# GIVEN INSTRUCTION:
Copy each line holding the string "charged".

# RECORDS:
+-------+

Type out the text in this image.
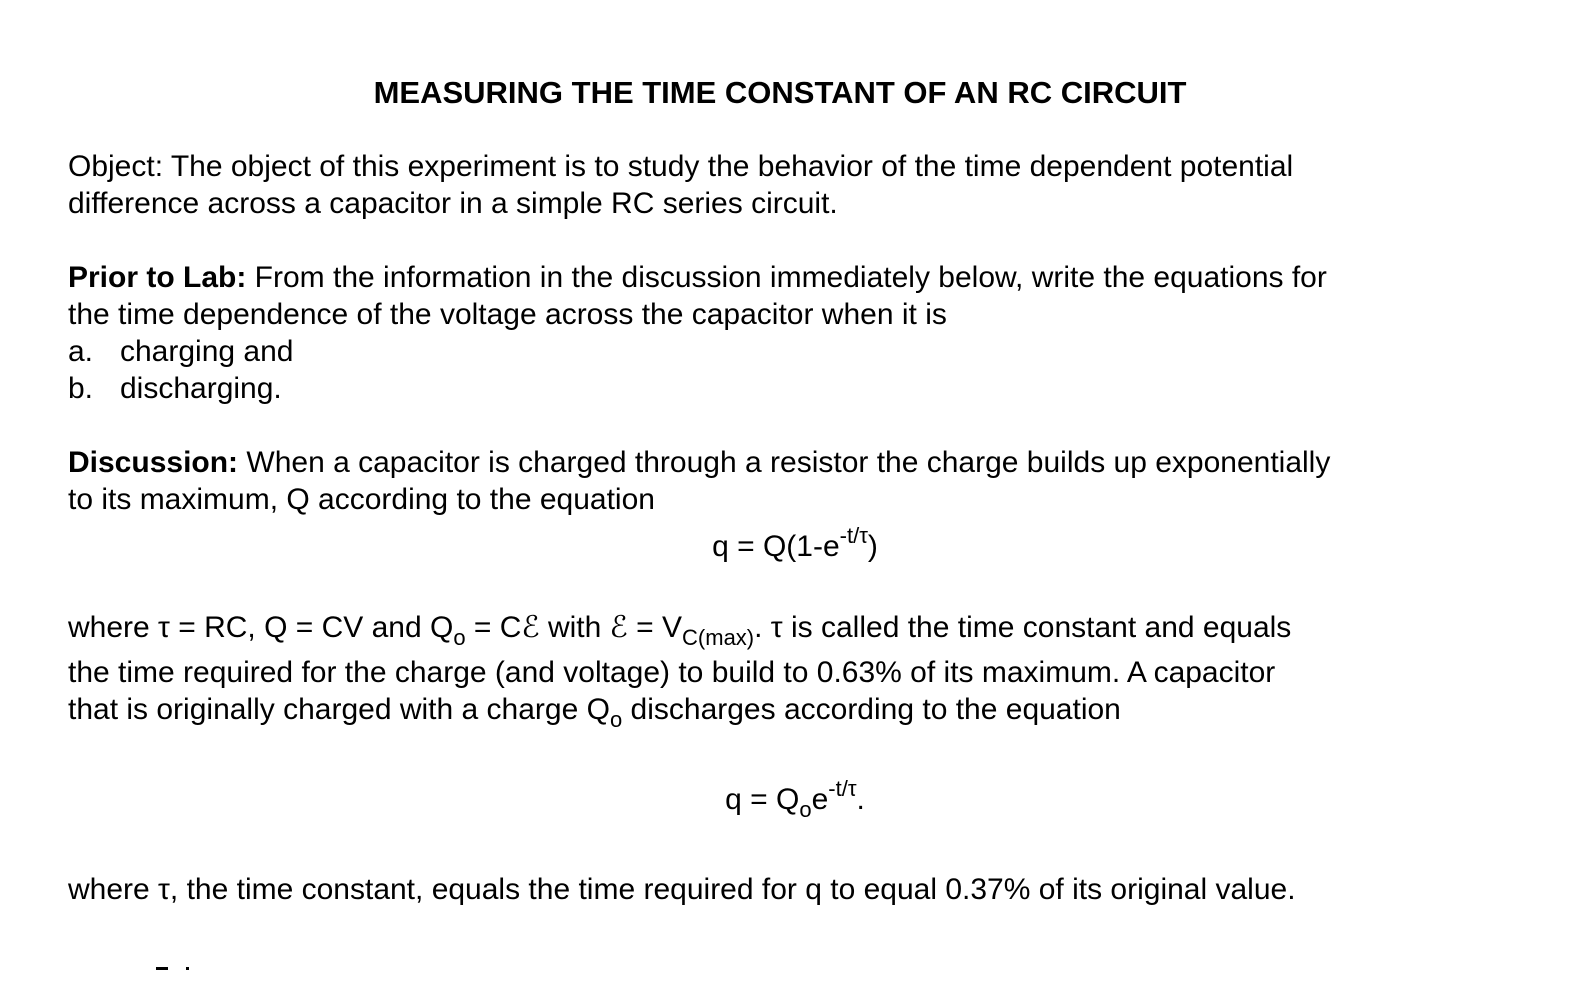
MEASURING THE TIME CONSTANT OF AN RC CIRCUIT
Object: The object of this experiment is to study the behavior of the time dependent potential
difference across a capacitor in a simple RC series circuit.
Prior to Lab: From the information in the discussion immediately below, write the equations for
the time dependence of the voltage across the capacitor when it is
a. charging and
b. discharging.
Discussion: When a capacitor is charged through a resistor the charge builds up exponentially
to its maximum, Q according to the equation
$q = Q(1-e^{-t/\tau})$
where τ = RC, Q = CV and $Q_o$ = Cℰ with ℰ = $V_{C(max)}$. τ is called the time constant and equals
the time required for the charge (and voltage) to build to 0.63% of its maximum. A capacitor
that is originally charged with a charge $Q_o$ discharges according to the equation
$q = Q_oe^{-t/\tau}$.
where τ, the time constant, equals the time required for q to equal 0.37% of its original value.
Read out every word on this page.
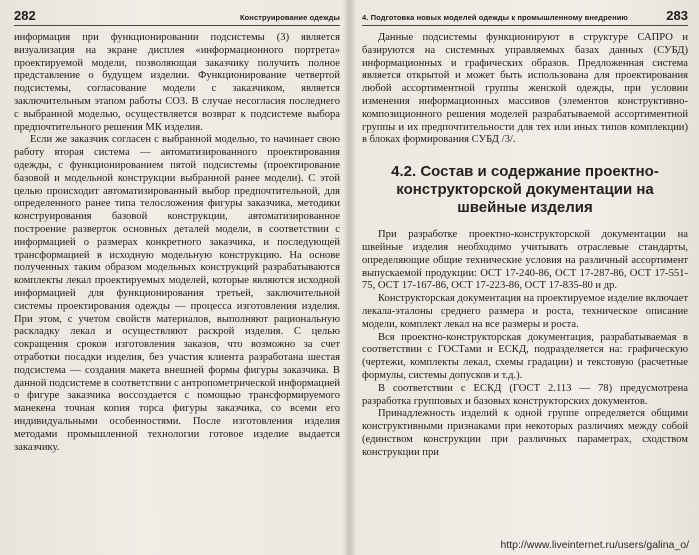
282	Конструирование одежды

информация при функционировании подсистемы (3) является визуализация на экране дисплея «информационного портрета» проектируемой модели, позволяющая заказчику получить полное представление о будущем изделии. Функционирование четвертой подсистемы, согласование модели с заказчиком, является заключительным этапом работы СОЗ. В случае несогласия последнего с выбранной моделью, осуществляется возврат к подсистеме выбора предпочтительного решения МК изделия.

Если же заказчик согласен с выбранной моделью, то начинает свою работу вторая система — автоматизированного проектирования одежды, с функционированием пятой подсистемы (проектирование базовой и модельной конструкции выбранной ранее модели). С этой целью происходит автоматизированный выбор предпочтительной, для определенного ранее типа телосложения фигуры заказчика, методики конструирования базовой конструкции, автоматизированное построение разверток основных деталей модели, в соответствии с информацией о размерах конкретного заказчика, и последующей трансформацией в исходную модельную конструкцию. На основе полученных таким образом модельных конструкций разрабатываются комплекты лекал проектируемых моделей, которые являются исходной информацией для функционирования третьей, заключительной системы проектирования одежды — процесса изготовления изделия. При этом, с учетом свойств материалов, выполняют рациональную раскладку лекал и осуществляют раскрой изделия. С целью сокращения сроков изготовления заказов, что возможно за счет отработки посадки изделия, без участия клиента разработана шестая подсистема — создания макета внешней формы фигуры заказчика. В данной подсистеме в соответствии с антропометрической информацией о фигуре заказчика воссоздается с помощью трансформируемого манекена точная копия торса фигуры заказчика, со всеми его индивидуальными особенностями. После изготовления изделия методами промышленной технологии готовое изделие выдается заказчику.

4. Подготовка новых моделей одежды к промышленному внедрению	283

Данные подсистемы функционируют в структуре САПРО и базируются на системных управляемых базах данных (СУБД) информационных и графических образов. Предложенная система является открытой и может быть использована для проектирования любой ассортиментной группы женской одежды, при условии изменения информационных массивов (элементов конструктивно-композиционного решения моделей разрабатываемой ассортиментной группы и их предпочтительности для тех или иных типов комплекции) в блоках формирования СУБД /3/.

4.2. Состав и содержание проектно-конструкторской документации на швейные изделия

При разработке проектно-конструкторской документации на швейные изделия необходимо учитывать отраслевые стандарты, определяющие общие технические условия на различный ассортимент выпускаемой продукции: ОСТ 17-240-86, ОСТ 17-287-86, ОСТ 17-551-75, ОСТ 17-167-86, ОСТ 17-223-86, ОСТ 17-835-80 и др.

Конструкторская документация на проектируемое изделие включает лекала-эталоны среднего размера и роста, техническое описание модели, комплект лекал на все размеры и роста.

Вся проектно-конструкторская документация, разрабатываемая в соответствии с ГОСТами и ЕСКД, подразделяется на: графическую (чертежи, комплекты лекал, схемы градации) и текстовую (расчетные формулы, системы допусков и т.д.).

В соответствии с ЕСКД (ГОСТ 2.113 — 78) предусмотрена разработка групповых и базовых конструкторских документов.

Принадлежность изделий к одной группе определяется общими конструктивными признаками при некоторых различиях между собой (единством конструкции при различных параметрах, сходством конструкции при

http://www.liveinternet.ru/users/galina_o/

+-------+

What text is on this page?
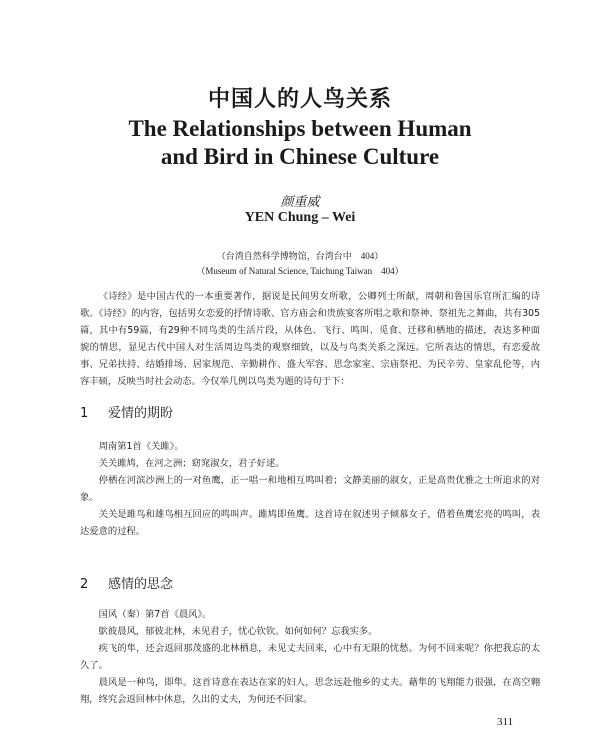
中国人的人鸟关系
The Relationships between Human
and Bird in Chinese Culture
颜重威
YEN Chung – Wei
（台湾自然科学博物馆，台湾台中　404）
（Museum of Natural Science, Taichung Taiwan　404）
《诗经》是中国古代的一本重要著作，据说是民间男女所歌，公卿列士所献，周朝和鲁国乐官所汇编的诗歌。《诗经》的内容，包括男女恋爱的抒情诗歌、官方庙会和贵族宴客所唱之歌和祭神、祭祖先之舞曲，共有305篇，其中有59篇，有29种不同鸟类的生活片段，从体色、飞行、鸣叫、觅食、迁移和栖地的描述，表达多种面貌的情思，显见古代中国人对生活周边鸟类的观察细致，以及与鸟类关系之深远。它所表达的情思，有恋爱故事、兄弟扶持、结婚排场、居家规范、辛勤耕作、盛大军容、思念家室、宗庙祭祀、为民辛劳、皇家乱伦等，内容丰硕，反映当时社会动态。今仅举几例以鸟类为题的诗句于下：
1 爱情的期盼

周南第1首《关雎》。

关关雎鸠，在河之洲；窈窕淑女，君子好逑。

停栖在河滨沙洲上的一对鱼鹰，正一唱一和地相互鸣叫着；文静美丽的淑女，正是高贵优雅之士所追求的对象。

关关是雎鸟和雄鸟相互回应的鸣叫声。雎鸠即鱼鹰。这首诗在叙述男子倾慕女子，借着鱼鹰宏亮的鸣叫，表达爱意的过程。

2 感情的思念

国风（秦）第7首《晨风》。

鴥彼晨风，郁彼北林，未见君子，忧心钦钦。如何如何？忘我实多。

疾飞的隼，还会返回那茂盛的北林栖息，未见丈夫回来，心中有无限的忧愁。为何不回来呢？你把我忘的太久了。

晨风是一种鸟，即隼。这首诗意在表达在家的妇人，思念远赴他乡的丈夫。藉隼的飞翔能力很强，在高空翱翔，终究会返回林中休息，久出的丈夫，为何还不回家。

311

+-------+

# RESPONSE TO THE EXERCISE:
Discussion: When a capacitor is charged through a resistor the charge builds up exponentially
that is originally charged with a charge $Q_o$ discharges according to the equation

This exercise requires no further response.